==== Exercise inputs ====

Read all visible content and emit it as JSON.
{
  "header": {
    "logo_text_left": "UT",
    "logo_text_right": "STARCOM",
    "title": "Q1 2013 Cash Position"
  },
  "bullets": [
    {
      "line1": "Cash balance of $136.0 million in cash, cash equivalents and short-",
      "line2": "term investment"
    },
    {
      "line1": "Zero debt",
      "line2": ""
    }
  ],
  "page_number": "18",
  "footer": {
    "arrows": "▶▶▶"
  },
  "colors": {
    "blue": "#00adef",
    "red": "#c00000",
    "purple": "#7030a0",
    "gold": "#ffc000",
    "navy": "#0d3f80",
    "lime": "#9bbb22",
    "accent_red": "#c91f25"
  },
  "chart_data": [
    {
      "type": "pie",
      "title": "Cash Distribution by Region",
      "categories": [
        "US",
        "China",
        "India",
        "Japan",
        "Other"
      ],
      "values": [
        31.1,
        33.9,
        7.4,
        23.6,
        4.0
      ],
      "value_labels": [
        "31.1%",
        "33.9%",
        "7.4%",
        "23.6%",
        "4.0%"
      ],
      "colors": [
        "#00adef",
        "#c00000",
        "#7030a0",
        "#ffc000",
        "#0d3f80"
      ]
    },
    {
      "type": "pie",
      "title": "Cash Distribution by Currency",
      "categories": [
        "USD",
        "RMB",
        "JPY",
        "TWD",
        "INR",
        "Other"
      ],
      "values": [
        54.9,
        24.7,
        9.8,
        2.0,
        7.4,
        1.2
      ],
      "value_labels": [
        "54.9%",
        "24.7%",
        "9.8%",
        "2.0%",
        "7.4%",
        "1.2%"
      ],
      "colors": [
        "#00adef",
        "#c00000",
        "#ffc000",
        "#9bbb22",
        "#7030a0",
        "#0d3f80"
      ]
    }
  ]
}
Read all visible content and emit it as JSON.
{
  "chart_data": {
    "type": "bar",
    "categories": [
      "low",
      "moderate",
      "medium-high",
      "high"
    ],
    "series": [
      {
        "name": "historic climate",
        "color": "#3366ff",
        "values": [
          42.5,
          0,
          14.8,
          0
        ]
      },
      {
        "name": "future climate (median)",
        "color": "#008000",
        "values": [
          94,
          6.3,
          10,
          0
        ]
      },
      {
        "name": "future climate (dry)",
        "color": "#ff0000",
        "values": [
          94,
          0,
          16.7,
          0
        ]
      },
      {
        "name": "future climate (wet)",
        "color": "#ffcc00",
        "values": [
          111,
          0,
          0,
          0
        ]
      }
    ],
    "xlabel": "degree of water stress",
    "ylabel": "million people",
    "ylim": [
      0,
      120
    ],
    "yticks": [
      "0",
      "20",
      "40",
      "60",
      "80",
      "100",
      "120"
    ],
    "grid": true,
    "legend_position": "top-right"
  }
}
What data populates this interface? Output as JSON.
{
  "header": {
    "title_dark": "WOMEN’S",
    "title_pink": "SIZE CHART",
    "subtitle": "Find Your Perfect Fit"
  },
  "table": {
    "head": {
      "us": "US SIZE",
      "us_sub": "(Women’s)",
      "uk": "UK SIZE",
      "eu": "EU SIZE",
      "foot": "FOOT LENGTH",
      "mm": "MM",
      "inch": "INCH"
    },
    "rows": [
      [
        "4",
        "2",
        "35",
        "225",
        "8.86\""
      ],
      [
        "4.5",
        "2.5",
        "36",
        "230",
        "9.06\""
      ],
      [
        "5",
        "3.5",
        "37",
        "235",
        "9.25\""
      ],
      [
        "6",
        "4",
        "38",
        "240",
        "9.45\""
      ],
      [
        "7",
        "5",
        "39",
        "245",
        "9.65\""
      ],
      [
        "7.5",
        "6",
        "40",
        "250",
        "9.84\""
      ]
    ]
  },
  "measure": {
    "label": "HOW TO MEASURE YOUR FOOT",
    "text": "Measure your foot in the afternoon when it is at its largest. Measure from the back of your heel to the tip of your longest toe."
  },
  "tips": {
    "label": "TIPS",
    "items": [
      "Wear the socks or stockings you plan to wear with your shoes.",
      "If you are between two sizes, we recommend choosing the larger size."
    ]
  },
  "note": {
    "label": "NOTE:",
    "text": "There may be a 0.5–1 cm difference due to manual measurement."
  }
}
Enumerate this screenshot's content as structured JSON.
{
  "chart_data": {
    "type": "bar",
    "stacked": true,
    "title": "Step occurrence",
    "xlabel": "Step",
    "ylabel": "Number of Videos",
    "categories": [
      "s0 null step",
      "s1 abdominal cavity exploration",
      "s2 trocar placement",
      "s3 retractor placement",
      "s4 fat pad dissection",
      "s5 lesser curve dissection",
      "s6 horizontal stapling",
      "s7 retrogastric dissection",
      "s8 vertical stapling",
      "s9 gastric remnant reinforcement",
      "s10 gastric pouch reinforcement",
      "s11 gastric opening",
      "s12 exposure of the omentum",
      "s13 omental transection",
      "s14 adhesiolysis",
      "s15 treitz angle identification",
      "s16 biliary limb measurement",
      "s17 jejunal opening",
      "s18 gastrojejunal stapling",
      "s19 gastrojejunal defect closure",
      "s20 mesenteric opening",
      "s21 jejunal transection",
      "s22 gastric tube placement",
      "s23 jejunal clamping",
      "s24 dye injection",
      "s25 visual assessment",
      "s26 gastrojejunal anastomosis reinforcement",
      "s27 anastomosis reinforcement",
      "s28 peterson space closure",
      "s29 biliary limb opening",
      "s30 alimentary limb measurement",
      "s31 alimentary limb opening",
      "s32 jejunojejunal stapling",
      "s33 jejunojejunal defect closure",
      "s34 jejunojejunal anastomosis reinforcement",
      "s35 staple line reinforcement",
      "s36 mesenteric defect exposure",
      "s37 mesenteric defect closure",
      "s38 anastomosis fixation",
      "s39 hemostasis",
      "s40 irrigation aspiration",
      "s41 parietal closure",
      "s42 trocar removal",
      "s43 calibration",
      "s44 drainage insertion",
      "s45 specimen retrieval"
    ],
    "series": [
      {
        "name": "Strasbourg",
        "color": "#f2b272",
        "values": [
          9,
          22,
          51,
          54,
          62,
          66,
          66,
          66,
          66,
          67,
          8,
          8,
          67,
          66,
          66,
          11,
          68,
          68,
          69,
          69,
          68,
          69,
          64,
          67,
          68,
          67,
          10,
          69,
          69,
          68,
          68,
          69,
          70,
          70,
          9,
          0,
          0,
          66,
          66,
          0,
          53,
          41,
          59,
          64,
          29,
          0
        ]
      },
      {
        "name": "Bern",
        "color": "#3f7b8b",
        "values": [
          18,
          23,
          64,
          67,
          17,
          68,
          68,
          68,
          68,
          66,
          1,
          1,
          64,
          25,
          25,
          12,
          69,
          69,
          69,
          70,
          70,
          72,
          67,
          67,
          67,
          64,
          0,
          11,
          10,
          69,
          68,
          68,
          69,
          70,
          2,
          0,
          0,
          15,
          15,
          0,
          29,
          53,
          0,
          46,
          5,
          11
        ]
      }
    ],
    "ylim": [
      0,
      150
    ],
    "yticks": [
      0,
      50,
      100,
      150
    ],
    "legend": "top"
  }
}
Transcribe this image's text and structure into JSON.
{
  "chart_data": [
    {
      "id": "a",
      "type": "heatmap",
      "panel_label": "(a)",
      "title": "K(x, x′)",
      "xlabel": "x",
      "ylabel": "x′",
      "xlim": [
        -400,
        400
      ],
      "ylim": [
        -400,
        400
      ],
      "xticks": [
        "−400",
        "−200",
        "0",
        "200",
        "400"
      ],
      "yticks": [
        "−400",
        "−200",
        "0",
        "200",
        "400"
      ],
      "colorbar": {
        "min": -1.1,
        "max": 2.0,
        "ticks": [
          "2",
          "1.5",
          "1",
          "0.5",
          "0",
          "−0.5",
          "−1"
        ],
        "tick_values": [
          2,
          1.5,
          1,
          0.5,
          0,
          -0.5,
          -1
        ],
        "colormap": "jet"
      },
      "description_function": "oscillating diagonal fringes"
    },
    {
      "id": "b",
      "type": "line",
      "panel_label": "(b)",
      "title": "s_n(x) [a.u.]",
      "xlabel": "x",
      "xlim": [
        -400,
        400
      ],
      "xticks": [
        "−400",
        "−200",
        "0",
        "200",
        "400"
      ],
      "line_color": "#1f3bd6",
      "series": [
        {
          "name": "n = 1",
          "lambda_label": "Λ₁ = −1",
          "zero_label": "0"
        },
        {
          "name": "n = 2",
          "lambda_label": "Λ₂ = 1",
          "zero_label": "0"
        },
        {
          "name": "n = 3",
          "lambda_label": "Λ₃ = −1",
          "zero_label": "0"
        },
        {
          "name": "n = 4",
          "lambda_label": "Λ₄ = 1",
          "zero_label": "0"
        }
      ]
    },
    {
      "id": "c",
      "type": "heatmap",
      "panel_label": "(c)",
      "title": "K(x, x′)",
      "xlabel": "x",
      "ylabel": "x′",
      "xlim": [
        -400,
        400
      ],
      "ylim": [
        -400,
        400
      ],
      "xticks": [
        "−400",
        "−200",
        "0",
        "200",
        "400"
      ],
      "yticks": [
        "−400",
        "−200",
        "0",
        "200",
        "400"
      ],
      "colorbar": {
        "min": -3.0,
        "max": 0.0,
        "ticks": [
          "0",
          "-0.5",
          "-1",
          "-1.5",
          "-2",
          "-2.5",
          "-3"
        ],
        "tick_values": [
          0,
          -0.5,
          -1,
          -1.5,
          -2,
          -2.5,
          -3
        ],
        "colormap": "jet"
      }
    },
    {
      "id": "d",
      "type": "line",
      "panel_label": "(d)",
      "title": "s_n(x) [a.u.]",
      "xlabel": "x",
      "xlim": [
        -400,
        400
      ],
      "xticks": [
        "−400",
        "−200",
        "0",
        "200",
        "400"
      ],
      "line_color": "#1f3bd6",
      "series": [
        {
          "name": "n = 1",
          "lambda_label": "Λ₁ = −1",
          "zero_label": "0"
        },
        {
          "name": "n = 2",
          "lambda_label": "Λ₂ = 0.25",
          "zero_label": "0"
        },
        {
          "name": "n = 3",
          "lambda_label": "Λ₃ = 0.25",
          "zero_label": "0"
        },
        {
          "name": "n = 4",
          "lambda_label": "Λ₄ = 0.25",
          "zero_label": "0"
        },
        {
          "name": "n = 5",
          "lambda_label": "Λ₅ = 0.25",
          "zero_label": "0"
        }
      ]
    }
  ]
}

====

**Written problem:** Look through the entries and return every line where "placement" appears.

**Correct result:**
      "s2 trocar placement",
      "s3 retractor placement",
      "s22 gastric tube placement",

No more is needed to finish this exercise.